## What is needed
Go through the listing below and swap each "Circle shape" for "Round shape", then write out every line again with nothing else changed.

## Data
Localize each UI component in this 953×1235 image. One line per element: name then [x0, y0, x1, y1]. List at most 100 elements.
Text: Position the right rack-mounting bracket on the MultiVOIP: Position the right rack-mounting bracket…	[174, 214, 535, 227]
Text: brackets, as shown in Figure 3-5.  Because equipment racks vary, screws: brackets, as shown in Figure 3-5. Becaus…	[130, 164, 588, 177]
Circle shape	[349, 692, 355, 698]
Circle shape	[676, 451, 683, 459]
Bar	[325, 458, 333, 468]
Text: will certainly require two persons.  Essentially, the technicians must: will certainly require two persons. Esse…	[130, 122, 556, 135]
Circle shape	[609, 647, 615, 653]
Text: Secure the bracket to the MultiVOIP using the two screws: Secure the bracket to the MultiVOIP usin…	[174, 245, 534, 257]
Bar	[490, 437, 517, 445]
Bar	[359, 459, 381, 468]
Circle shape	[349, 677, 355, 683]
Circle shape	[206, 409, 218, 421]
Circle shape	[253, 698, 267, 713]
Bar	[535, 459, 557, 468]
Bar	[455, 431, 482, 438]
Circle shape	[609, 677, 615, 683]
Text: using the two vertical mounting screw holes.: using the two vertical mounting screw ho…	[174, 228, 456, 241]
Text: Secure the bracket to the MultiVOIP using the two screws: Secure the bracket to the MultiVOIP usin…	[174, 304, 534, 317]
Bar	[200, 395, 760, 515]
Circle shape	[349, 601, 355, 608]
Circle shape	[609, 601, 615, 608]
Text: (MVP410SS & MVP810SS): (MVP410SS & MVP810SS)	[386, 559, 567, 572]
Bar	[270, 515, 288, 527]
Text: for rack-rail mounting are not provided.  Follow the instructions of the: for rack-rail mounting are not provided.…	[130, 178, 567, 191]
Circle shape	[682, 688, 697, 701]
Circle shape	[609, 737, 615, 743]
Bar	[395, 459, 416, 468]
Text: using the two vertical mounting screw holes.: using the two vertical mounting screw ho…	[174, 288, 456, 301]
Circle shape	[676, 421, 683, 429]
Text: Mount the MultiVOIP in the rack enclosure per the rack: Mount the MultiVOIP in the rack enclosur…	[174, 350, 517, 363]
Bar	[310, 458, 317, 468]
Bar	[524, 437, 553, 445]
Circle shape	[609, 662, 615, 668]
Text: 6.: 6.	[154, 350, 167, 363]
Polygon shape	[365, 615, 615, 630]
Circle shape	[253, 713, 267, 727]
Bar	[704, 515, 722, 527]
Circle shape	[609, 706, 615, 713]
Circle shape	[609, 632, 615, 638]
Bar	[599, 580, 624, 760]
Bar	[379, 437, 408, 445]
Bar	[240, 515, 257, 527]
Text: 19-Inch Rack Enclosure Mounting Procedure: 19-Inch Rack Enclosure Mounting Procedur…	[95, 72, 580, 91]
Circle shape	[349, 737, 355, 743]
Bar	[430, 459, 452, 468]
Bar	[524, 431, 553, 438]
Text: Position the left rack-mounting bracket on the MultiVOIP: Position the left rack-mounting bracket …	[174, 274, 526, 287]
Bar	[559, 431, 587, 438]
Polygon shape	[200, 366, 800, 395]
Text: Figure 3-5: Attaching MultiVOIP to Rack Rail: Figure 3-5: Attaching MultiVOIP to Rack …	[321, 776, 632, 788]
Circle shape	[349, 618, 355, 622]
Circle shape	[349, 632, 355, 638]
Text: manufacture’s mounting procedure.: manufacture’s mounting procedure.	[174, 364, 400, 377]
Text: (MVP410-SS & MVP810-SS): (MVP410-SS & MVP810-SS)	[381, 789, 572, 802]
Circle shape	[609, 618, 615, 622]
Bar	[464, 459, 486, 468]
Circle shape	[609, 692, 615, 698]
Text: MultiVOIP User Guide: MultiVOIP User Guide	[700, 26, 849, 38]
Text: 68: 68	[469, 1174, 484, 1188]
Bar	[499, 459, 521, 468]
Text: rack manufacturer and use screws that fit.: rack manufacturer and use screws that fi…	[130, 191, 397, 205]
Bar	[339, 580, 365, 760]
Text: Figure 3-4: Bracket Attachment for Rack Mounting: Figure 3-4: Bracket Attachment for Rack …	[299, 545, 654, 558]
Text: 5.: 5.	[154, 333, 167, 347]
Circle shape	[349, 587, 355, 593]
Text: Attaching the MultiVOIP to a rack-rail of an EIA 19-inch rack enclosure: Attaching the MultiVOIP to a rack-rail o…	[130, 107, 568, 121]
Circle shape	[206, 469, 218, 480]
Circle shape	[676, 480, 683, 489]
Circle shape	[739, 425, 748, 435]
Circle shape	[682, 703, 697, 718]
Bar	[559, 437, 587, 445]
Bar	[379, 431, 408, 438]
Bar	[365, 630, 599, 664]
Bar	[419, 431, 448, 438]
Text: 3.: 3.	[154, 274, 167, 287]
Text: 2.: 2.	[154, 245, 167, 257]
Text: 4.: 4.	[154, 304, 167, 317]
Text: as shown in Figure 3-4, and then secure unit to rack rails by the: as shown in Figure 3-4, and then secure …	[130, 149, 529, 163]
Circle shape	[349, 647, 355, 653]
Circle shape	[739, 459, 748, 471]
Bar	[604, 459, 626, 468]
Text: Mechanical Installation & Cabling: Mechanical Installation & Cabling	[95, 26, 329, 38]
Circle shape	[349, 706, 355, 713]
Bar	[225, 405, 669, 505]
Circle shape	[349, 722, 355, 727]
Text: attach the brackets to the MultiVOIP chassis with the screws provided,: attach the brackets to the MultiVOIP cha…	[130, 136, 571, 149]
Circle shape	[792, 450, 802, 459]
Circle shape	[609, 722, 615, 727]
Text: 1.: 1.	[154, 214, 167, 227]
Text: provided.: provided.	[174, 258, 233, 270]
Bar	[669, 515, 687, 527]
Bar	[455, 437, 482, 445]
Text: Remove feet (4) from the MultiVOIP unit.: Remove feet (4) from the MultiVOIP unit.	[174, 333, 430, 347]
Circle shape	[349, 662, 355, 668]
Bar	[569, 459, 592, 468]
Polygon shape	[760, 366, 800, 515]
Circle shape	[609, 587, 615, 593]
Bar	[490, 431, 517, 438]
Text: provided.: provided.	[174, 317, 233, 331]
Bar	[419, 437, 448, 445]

## Output of the exercise
Localize each UI component in this 953×1235 image. One line per element: name then [x0, y0, x1, y1]. List at most 100 elements.
Text: Position the right rack-mounting bracket on the MultiVOIP: Position the right rack-mounting bracket…	[174, 214, 535, 227]
Text: brackets, as shown in Figure 3-5.  Because equipment racks vary, screws: brackets, as shown in Figure 3-5. Becaus…	[130, 164, 588, 177]
Round shape	[349, 692, 355, 698]
Round shape	[676, 451, 683, 459]
Bar	[325, 458, 333, 468]
Text: will certainly require two persons.  Essentially, the technicians must: will certainly require two persons. Esse…	[130, 122, 556, 135]
Round shape	[609, 647, 615, 653]
Text: Secure the bracket to the MultiVOIP using the two screws: Secure the bracket to the MultiVOIP usin…	[174, 245, 534, 257]
Bar	[490, 437, 517, 445]
Bar	[359, 459, 381, 468]
Round shape	[349, 677, 355, 683]
Round shape	[206, 409, 218, 421]
Round shape	[253, 698, 267, 713]
Bar	[535, 459, 557, 468]
Bar	[455, 431, 482, 438]
Round shape	[609, 677, 615, 683]
Text: using the two vertical mounting screw holes.: using the two vertical mounting screw ho…	[174, 228, 456, 241]
Text: Secure the bracket to the MultiVOIP using the two screws: Secure the bracket to the MultiVOIP usin…	[174, 304, 534, 317]
Bar	[200, 395, 760, 515]
Round shape	[349, 601, 355, 608]
Round shape	[609, 601, 615, 608]
Text: (MVP410SS & MVP810SS): (MVP410SS & MVP810SS)	[386, 559, 567, 572]
Bar	[270, 515, 288, 527]
Text: for rack-rail mounting are not provided.  Follow the instructions of the: for rack-rail mounting are not provided.…	[130, 178, 567, 191]
Round shape	[682, 688, 697, 701]
Round shape	[609, 737, 615, 743]
Bar	[395, 459, 416, 468]
Text: using the two vertical mounting screw holes.: using the two vertical mounting screw ho…	[174, 288, 456, 301]
Round shape	[676, 421, 683, 429]
Text: Mount the MultiVOIP in the rack enclosure per the rack: Mount the MultiVOIP in the rack enclosur…	[174, 350, 517, 363]
Bar	[310, 458, 317, 468]
Bar	[524, 437, 553, 445]
Round shape	[609, 662, 615, 668]
Text: 6.: 6.	[154, 350, 167, 363]
Polygon shape	[365, 615, 615, 630]
Round shape	[253, 713, 267, 727]
Bar	[704, 515, 722, 527]
Round shape	[609, 706, 615, 713]
Round shape	[609, 632, 615, 638]
Bar	[599, 580, 624, 760]
Bar	[379, 437, 408, 445]
Bar	[240, 515, 257, 527]
Text: 19-Inch Rack Enclosure Mounting Procedure: 19-Inch Rack Enclosure Mounting Procedur…	[95, 72, 580, 91]
Round shape	[349, 737, 355, 743]
Bar	[430, 459, 452, 468]
Bar	[524, 431, 553, 438]
Text: Position the left rack-mounting bracket on the MultiVOIP: Position the left rack-mounting bracket …	[174, 274, 526, 287]
Bar	[559, 431, 587, 438]
Polygon shape	[200, 366, 800, 395]
Text: Figure 3-5: Attaching MultiVOIP to Rack Rail: Figure 3-5: Attaching MultiVOIP to Rack …	[321, 776, 632, 788]
Round shape	[349, 618, 355, 622]
Round shape	[349, 632, 355, 638]
Text: manufacture’s mounting procedure.: manufacture’s mounting procedure.	[174, 364, 400, 377]
Text: (MVP410-SS & MVP810-SS): (MVP410-SS & MVP810-SS)	[381, 789, 572, 802]
Round shape	[609, 618, 615, 622]
Bar	[464, 459, 486, 468]
Round shape	[609, 692, 615, 698]
Text: MultiVOIP User Guide: MultiVOIP User Guide	[700, 26, 849, 38]
Text: 68: 68	[469, 1174, 484, 1188]
Bar	[499, 459, 521, 468]
Text: rack manufacturer and use screws that fit.: rack manufacturer and use screws that fi…	[130, 191, 397, 205]
Bar	[339, 580, 365, 760]
Text: Figure 3-4: Bracket Attachment for Rack Mounting: Figure 3-4: Bracket Attachment for Rack …	[299, 545, 654, 558]
Text: 5.: 5.	[154, 333, 167, 347]
Round shape	[349, 587, 355, 593]
Text: Attaching the MultiVOIP to a rack-rail of an EIA 19-inch rack enclosure: Attaching the MultiVOIP to a rack-rail o…	[130, 107, 568, 121]
Round shape	[206, 469, 218, 480]
Round shape	[676, 480, 683, 489]
Round shape	[739, 425, 748, 435]
Round shape	[682, 703, 697, 718]
Bar	[559, 437, 587, 445]
Bar	[379, 431, 408, 438]
Bar	[365, 630, 599, 664]
Bar	[419, 431, 448, 438]
Text: 3.: 3.	[154, 274, 167, 287]
Text: 2.: 2.	[154, 245, 167, 257]
Text: 4.: 4.	[154, 304, 167, 317]
Text: as shown in Figure 3-4, and then secure unit to rack rails by the: as shown in Figure 3-4, and then secure …	[130, 149, 529, 163]
Round shape	[349, 647, 355, 653]
Round shape	[739, 459, 748, 471]
Bar	[604, 459, 626, 468]
Text: Mechanical Installation & Cabling: Mechanical Installation & Cabling	[95, 26, 329, 38]
Round shape	[349, 706, 355, 713]
Bar	[225, 405, 669, 505]
Round shape	[349, 722, 355, 727]
Text: attach the brackets to the MultiVOIP chassis with the screws provided,: attach the brackets to the MultiVOIP cha…	[130, 136, 571, 149]
Round shape	[792, 450, 802, 459]
Round shape	[609, 722, 615, 727]
Text: 1.: 1.	[154, 214, 167, 227]
Text: provided.: provided.	[174, 258, 233, 270]
Bar	[669, 515, 687, 527]
Bar	[455, 437, 482, 445]
Text: Remove feet (4) from the MultiVOIP unit.: Remove feet (4) from the MultiVOIP unit.	[174, 333, 430, 347]
Round shape	[349, 662, 355, 668]
Bar	[569, 459, 592, 468]
Polygon shape	[760, 366, 800, 515]
Round shape	[609, 587, 615, 593]
Bar	[490, 431, 517, 438]
Text: provided.: provided.	[174, 317, 233, 331]
Bar	[419, 437, 448, 445]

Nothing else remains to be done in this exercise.